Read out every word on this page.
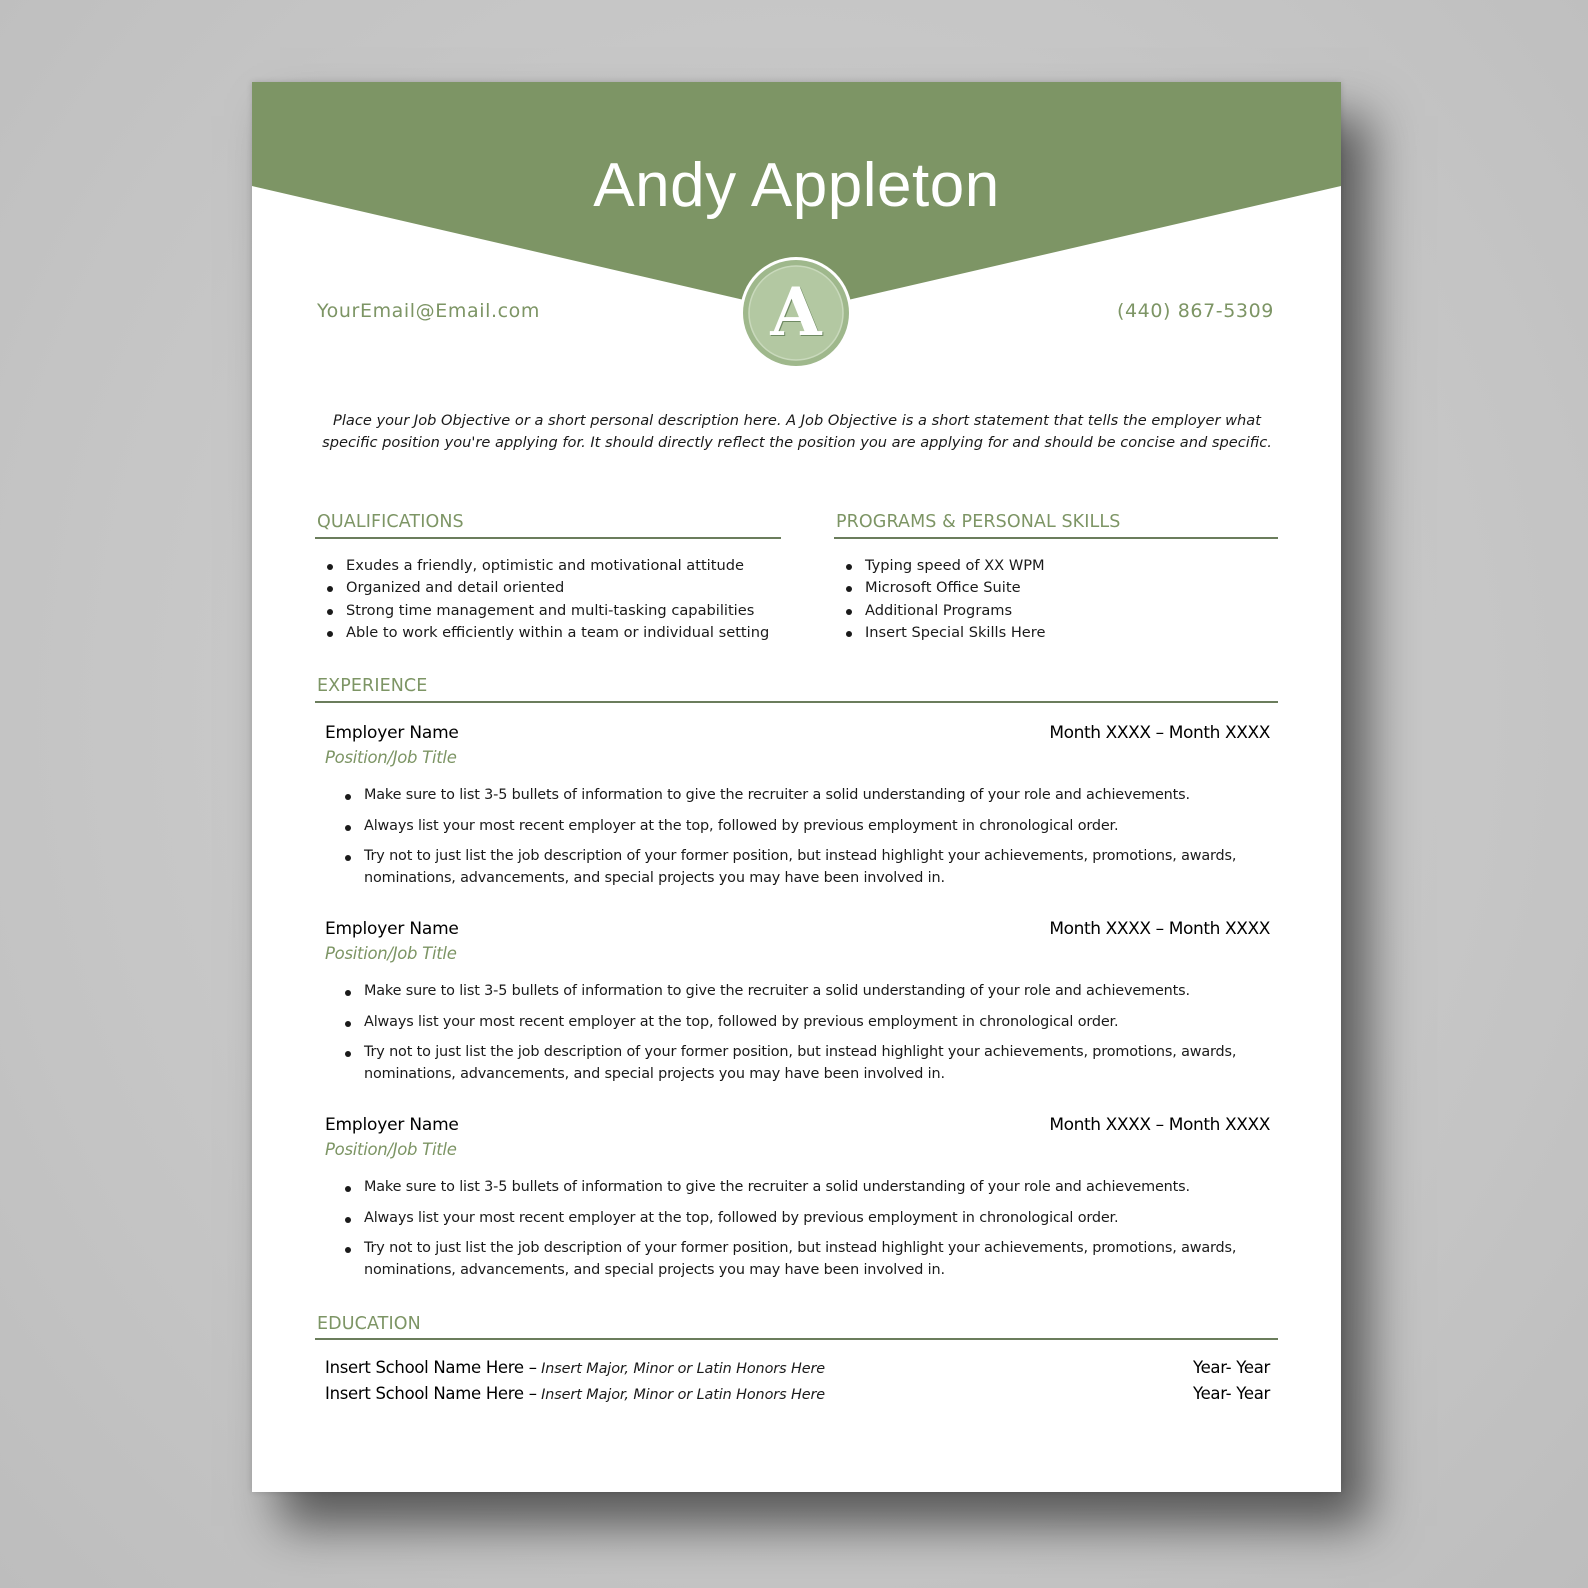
Andy Appleton
A
YourEmail@Email.com	(440) 867-5309
Place your Job Objective or a short personal description here. A Job Objective is a short statement that tells the employer what specific position you're applying for. It should directly reflect the position you are applying for and should be concise and specific.
QUALIFICATIONS
Exudes a friendly, optimistic and motivational attitude
Organized and detail oriented
Strong time management and multi-tasking capabilities
Able to work efficiently within a team or individual setting
PROGRAMS & PERSONAL SKILLS
Typing speed of XX WPM
Microsoft Office Suite
Additional Programs
Insert Special Skills Here
EXPERIENCE
Employer Name	Month XXXX – Month XXXX
Position/Job Title
Make sure to list 3-5 bullets of information to give the recruiter a solid understanding of your role and achievements.
Always list your most recent employer at the top, followed by previous employment in chronological order.
Try not to just list the job description of your former position, but instead highlight your achievements, promotions, awards, nominations, advancements, and special projects you may have been involved in.
Employer Name	Month XXXX – Month XXXX
Position/Job Title
Make sure to list 3-5 bullets of information to give the recruiter a solid understanding of your role and achievements.
Always list your most recent employer at the top, followed by previous employment in chronological order.
Try not to just list the job description of your former position, but instead highlight your achievements, promotions, awards, nominations, advancements, and special projects you may have been involved in.
Employer Name	Month XXXX – Month XXXX
Position/Job Title
Make sure to list 3-5 bullets of information to give the recruiter a solid understanding of your role and achievements.
Always list your most recent employer at the top, followed by previous employment in chronological order.
Try not to just list the job description of your former position, but instead highlight your achievements, promotions, awards, nominations, advancements, and special projects you may have been involved in.
EDUCATION
Insert School Name Here – Insert Major, Minor or Latin Honors Here	Year- Year
Insert School Name Here – Insert Major, Minor or Latin Honors Here	Year- Year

——

Repeat each line of the records above exactly, but do not copy the pictures.

Read out every word on this page.
Andy Appleton
A
YourEmail@Email.com	(440) 867-5309
Place your Job Objective or a short personal description here. A Job Objective is a short statement that tells the employer what specific position you're applying for. It should directly reflect the position you are applying for and should be concise and specific.
QUALIFICATIONS
Exudes a friendly, optimistic and motivational attitude
Organized and detail oriented
Strong time management and multi-tasking capabilities
Able to work efficiently within a team or individual setting
PROGRAMS & PERSONAL SKILLS
Typing speed of XX WPM
Microsoft Office Suite
Additional Programs
Insert Special Skills Here
EXPERIENCE
Employer Name	Month XXXX – Month XXXX
Position/Job Title
Make sure to list 3-5 bullets of information to give the recruiter a solid understanding of your role and achievements.
Always list your most recent employer at the top, followed by previous employment in chronological order.
Try not to just list the job description of your former position, but instead highlight your achievements, promotions, awards, nominations, advancements, and special projects you may have been involved in.
Employer Name	Month XXXX – Month XXXX
Position/Job Title
Make sure to list 3-5 bullets of information to give the recruiter a solid understanding of your role and achievements.
Always list your most recent employer at the top, followed by previous employment in chronological order.
Try not to just list the job description of your former position, but instead highlight your achievements, promotions, awards, nominations, advancements, and special projects you may have been involved in.
Employer Name	Month XXXX – Month XXXX
Position/Job Title
Make sure to list 3-5 bullets of information to give the recruiter a solid understanding of your role and achievements.
Always list your most recent employer at the top, followed by previous employment in chronological order.
Try not to just list the job description of your former position, but instead highlight your achievements, promotions, awards, nominations, advancements, and special projects you may have been involved in.
EDUCATION
Insert School Name Here – Insert Major, Minor or Latin Honors Here	Year- Year
Insert School Name Here – Insert Major, Minor or Latin Honors Here	Year- Year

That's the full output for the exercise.